## Start Material supplied

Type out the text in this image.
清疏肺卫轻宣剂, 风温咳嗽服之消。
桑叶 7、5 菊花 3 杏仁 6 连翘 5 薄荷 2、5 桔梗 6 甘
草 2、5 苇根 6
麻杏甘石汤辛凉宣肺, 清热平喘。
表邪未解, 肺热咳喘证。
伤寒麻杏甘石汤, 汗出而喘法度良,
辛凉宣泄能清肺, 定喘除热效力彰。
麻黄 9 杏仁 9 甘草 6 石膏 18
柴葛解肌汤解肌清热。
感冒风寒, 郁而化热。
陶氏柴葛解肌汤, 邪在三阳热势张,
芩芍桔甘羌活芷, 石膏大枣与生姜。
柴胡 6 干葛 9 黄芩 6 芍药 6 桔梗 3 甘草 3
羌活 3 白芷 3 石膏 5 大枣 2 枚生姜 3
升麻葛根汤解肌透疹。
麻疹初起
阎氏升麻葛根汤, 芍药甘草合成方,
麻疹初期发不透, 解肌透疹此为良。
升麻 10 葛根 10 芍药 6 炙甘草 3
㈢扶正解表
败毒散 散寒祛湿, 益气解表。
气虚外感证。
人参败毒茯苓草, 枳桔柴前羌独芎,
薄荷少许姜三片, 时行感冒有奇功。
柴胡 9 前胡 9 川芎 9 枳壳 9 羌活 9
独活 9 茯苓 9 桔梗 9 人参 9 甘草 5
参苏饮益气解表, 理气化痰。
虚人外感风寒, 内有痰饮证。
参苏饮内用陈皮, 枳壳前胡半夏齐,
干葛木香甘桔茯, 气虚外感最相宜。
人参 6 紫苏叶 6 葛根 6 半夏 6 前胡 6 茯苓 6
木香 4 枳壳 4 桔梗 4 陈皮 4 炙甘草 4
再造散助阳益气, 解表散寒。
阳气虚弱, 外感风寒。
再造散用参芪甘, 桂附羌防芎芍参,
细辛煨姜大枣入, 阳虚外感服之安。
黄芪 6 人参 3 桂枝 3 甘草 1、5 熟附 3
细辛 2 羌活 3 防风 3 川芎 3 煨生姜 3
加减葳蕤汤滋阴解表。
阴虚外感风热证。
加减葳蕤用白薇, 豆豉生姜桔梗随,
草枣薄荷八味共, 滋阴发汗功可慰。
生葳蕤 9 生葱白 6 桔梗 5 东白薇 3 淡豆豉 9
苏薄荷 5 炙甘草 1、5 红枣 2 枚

## End Material supplied

Exercise task
Retype the records in full. Keep every line identical to the original.

Task response
Type out the text in this image.
清疏肺卫轻宣剂, 风温咳嗽服之消。
桑叶 7、5 菊花 3 杏仁 6 连翘 5 薄荷 2、5 桔梗 6 甘
草 2、5 苇根 6
麻杏甘石汤辛凉宣肺, 清热平喘。
表邪未解, 肺热咳喘证。
伤寒麻杏甘石汤, 汗出而喘法度良,
辛凉宣泄能清肺, 定喘除热效力彰。
麻黄 9 杏仁 9 甘草 6 石膏 18
柴葛解肌汤解肌清热。
感冒风寒, 郁而化热。
陶氏柴葛解肌汤, 邪在三阳热势张,
芩芍桔甘羌活芷, 石膏大枣与生姜。
柴胡 6 干葛 9 黄芩 6 芍药 6 桔梗 3 甘草 3
羌活 3 白芷 3 石膏 5 大枣 2 枚生姜 3
升麻葛根汤解肌透疹。
麻疹初起
阎氏升麻葛根汤, 芍药甘草合成方,
麻疹初期发不透, 解肌透疹此为良。
升麻 10 葛根 10 芍药 6 炙甘草 3
㈢扶正解表
败毒散 散寒祛湿, 益气解表。
气虚外感证。
人参败毒茯苓草, 枳桔柴前羌独芎,
薄荷少许姜三片, 时行感冒有奇功。
柴胡 9 前胡 9 川芎 9 枳壳 9 羌活 9
独活 9 茯苓 9 桔梗 9 人参 9 甘草 5
参苏饮益气解表, 理气化痰。
虚人外感风寒, 内有痰饮证。
参苏饮内用陈皮, 枳壳前胡半夏齐,
干葛木香甘桔茯, 气虚外感最相宜。
人参 6 紫苏叶 6 葛根 6 半夏 6 前胡 6 茯苓 6
木香 4 枳壳 4 桔梗 4 陈皮 4 炙甘草 4
再造散助阳益气, 解表散寒。
阳气虚弱, 外感风寒。
再造散用参芪甘, 桂附羌防芎芍参,
细辛煨姜大枣入, 阳虚外感服之安。
黄芪 6 人参 3 桂枝 3 甘草 1、5 熟附 3
细辛 2 羌活 3 防风 3 川芎 3 煨生姜 3
加减葳蕤汤滋阴解表。
阴虚外感风热证。
加减葳蕤用白薇, 豆豉生姜桔梗随,
草枣薄荷八味共, 滋阴发汗功可慰。
生葳蕤 9 生葱白 6 桔梗 5 东白薇 3 淡豆豉 9
苏薄荷 5 炙甘草 1、5 红枣 2 枚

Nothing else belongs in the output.